*Written instruction:*
Below are some records; return each one exactly.

*Listing:*
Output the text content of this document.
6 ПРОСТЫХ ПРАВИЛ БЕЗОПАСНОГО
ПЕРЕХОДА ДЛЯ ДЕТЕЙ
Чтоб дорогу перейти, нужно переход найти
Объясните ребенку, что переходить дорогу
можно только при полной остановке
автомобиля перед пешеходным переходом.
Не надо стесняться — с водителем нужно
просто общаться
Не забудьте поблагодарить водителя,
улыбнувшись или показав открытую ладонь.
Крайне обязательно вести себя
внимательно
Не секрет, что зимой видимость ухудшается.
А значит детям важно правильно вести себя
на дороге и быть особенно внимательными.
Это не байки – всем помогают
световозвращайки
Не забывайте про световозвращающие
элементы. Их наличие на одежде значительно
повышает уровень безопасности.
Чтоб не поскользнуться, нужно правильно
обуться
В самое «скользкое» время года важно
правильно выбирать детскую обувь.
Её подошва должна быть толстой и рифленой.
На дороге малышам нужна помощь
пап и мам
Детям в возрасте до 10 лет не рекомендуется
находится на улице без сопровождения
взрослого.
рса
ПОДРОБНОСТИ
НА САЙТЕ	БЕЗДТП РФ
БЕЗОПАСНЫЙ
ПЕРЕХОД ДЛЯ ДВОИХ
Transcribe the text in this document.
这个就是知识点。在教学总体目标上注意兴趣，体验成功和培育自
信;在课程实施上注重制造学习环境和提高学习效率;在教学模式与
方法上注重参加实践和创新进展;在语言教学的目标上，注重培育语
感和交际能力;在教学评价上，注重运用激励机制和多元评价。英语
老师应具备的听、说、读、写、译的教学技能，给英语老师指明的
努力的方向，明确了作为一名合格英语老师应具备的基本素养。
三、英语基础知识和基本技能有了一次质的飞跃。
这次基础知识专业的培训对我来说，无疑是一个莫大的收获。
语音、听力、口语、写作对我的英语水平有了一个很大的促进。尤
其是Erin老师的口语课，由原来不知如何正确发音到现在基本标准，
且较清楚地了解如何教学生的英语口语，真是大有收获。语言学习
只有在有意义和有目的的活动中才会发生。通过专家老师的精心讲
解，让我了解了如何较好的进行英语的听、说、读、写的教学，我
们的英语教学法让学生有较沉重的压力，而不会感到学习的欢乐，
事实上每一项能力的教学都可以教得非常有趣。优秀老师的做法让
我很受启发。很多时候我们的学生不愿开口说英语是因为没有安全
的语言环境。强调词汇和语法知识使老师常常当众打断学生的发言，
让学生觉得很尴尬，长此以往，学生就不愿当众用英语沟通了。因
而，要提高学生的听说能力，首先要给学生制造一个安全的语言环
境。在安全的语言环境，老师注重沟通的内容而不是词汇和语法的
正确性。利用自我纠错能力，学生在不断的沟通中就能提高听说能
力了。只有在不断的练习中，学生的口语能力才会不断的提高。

*Answer below:*
Output the text content of this document.
6 ПРОСТЫХ ПРАВИЛ БЕЗОПАСНОГО
ПЕРЕХОДА ДЛЯ ДЕТЕЙ
Чтоб дорогу перейти, нужно переход найти
Объясните ребенку, что переходить дорогу
можно только при полной остановке
автомобиля перед пешеходным переходом.
Не надо стесняться — с водителем нужно
просто общаться
Не забудьте поблагодарить водителя,
улыбнувшись или показав открытую ладонь.
Крайне обязательно вести себя
внимательно
Не секрет, что зимой видимость ухудшается.
А значит детям важно правильно вести себя
на дороге и быть особенно внимательными.
Это не байки – всем помогают
световозвращайки
Не забывайте про световозвращающие
элементы. Их наличие на одежде значительно
повышает уровень безопасности.
Чтоб не поскользнуться, нужно правильно
обуться
В самое «скользкое» время года важно
правильно выбирать детскую обувь.
Её подошва должна быть толстой и рифленой.
На дороге малышам нужна помощь
пап и мам
Детям в возрасте до 10 лет не рекомендуется
находится на улице без сопровождения
взрослого.
рса
ПОДРОБНОСТИ
НА САЙТЕ	БЕЗДТП РФ
БЕЗОПАСНЫЙ
ПЕРЕХОД ДЛЯ ДВОИХ
Transcribe the text in this document.
这个就是知识点。在教学总体目标上注意兴趣，体验成功和培育自
信;在课程实施上注重制造学习环境和提高学习效率;在教学模式与
方法上注重参加实践和创新进展;在语言教学的目标上，注重培育语
感和交际能力;在教学评价上，注重运用激励机制和多元评价。英语
老师应具备的听、说、读、写、译的教学技能，给英语老师指明的
努力的方向，明确了作为一名合格英语老师应具备的基本素养。
三、英语基础知识和基本技能有了一次质的飞跃。
这次基础知识专业的培训对我来说，无疑是一个莫大的收获。
语音、听力、口语、写作对我的英语水平有了一个很大的促进。尤
其是Erin老师的口语课，由原来不知如何正确发音到现在基本标准，
且较清楚地了解如何教学生的英语口语，真是大有收获。语言学习
只有在有意义和有目的的活动中才会发生。通过专家老师的精心讲
解，让我了解了如何较好的进行英语的听、说、读、写的教学，我
们的英语教学法让学生有较沉重的压力，而不会感到学习的欢乐，
事实上每一项能力的教学都可以教得非常有趣。优秀老师的做法让
我很受启发。很多时候我们的学生不愿开口说英语是因为没有安全
的语言环境。强调词汇和语法知识使老师常常当众打断学生的发言，
让学生觉得很尴尬，长此以往，学生就不愿当众用英语沟通了。因
而，要提高学生的听说能力，首先要给学生制造一个安全的语言环
境。在安全的语言环境，老师注重沟通的内容而不是词汇和语法的
正确性。利用自我纠错能力，学生在不断的沟通中就能提高听说能
力了。只有在不断的练习中，学生的口语能力才会不断的提高。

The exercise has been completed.